▶ _What to produce_: Pick out all lines in the listing holding the string "Edition" and copy them.
-- Start Exercise material --
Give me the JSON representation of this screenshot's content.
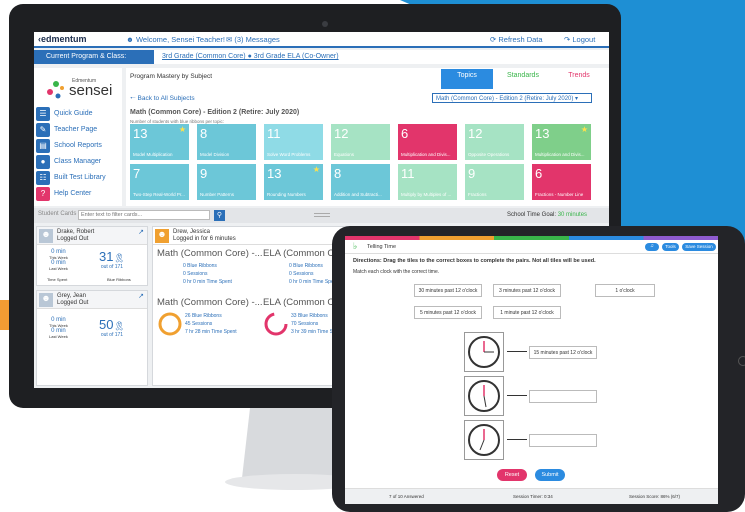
{
  "topbar": {
    "logo": "edmentum",
    "welcome": "Welcome, Sensei Teacher!",
    "messages": "(3) Messages",
    "refresh": "Refresh Data",
    "logout": "Logout"
  },
  "program": {
    "label": "Current Program & Class:",
    "value": "3rd Grade (Common Core) ● 3rd Grade ELA (Co-Owner)"
  },
  "sidebar": {
    "logo_small": "Edmentum",
    "logo_main": "sensei",
    "items": [
      {
        "label": "Quick Guide",
        "icon": "book-icon"
      },
      {
        "label": "Teacher Page",
        "icon": "pencil-icon"
      },
      {
        "label": "School Reports",
        "icon": "report-icon"
      },
      {
        "label": "Class Manager",
        "icon": "people-icon"
      },
      {
        "label": "Built Test Library",
        "icon": "library-icon"
      },
      {
        "label": "Help Center",
        "icon": "help-icon"
      }
    ]
  },
  "panel": {
    "heading": "Program Mastery by Subject",
    "tabs": [
      "Topics",
      "Standards",
      "Trends"
    ],
    "back": "Back to All Subjects",
    "subject_select": "Math (Common Core) - Edition 2 (Retire: July 2020)",
    "title": "Math (Common Core) - Edition 2 (Retire: July 2020)",
    "subtitle": "Number of students with blue ribbons per topic:",
    "tiles": [
      {
        "num": "13",
        "name": "Model Multiplication",
        "color": "#6cc7d8",
        "star": true
      },
      {
        "num": "8",
        "name": "Model Division",
        "color": "#6cc7d8",
        "star": false
      },
      {
        "num": "11",
        "name": "Solve Word Problems",
        "color": "#8fdbe6",
        "star": false
      },
      {
        "num": "12",
        "name": "Equations",
        "color": "#a6e3c4",
        "star": false
      },
      {
        "num": "6",
        "name": "Multiplication and Divis...",
        "color": "#e2356b",
        "star": false
      },
      {
        "num": "12",
        "name": "Opposite Operations",
        "color": "#a6e3c4",
        "star": false
      },
      {
        "num": "13",
        "name": "Multiplication and Divis...",
        "color": "#7fcf8a",
        "star": true
      },
      {
        "num": "7",
        "name": "Two-Step Real-World Pr...",
        "color": "#6cc7d8",
        "star": false
      },
      {
        "num": "9",
        "name": "Number Patterns",
        "color": "#6cc7d8",
        "star": false
      },
      {
        "num": "13",
        "name": "Rounding Numbers",
        "color": "#6cc7d8",
        "star": true
      },
      {
        "num": "8",
        "name": "Addition and Subtracti...",
        "color": "#6cc7d8",
        "star": false
      },
      {
        "num": "11",
        "name": "Multiply by Multiples of ...",
        "color": "#a6e3c4",
        "star": false
      },
      {
        "num": "9",
        "name": "Fractions",
        "color": "#a6e3c4",
        "star": false
      },
      {
        "num": "6",
        "name": "Fractions - Number Line",
        "color": "#e2356b",
        "star": false
      }
    ]
  },
  "filter": {
    "label": "Student Cards",
    "placeholder": "Enter text to filter cards...",
    "goal_prefix": "School Time Goal:",
    "goal_value": "30 minutes"
  },
  "students": [
    {
      "name": "Drake, Robert",
      "status": "Logged Out",
      "week": "0 min",
      "week_label": "This Week",
      "last": "0 min",
      "last_label": "Last Week",
      "ribbons": "31",
      "out_of": "out of 171",
      "foot1": "Time Spent",
      "foot2": "Blue Ribbons"
    },
    {
      "name": "Grey, Jean",
      "status": "Logged Out",
      "week": "0 min",
      "week_label": "This Week",
      "last": "0 min",
      "last_label": "Last Week",
      "ribbons": "50",
      "out_of": "out of 171"
    }
  ],
  "active_student": {
    "name": "Drew, Jessica",
    "status": "Logged in for 6 minutes",
    "blocks": [
      {
        "title": "Math (Common Core) -...",
        "l1": "0 Blue Ribbons",
        "l2": "0 Sessions",
        "l3": "0 hr 0 min Time Spent"
      },
      {
        "title": "ELA (Common Core)",
        "l1": "0 Blue Ribbons",
        "l2": "0 Sessions",
        "l3": "0 hr 0 min Time Spent"
      },
      {
        "title": "Math (Common Core) -...",
        "l1": "26 Blue Ribbons",
        "l2": "45 Sessions",
        "l3": "7 hr 28 min Time Spent"
      },
      {
        "title": "ELA (Common Core)",
        "l1": "33 Blue Ribbons",
        "l2": "70 Sessions",
        "l3": "3 hr 39 min Time Spent"
      }
    ]
  },
  "tablet": {
    "lesson": "Telling Time",
    "tools": "Tools",
    "save": "Save Session",
    "directions": "Directions: Drag the tiles to the correct boxes to complete the pairs. Not all tiles will be used.",
    "instruction": "Match each clock with the correct time.",
    "tiles": [
      "30 minutes past 12 o'clock",
      "3 minutes past 12 o'clock",
      "1 o'clock",
      "5 minutes past 12 o'clock",
      "1 minute past 12 o'clock"
    ],
    "answers": [
      "15 minutes past 12 o'clock",
      "",
      ""
    ],
    "reset": "Reset",
    "submit": "Submit",
    "answered": "7 of 10 Answered",
    "timer": "Session Timer: 0:34",
    "score": "Session Score: 86% (6/7)"
  },
  "colors": {
    "brand_blue": "#2b6fb8",
    "pink": "#e2356b",
    "green": "#39b54a",
    "orange": "#f0a030"
  }
}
-- End Exercise material --
▶ _Exercise output_:
    "subject_select": "Math (Common Core) - Edition 2 (Retire: July 2020)",
    "title": "Math (Common Core) - Edition 2 (Retire: July 2020)",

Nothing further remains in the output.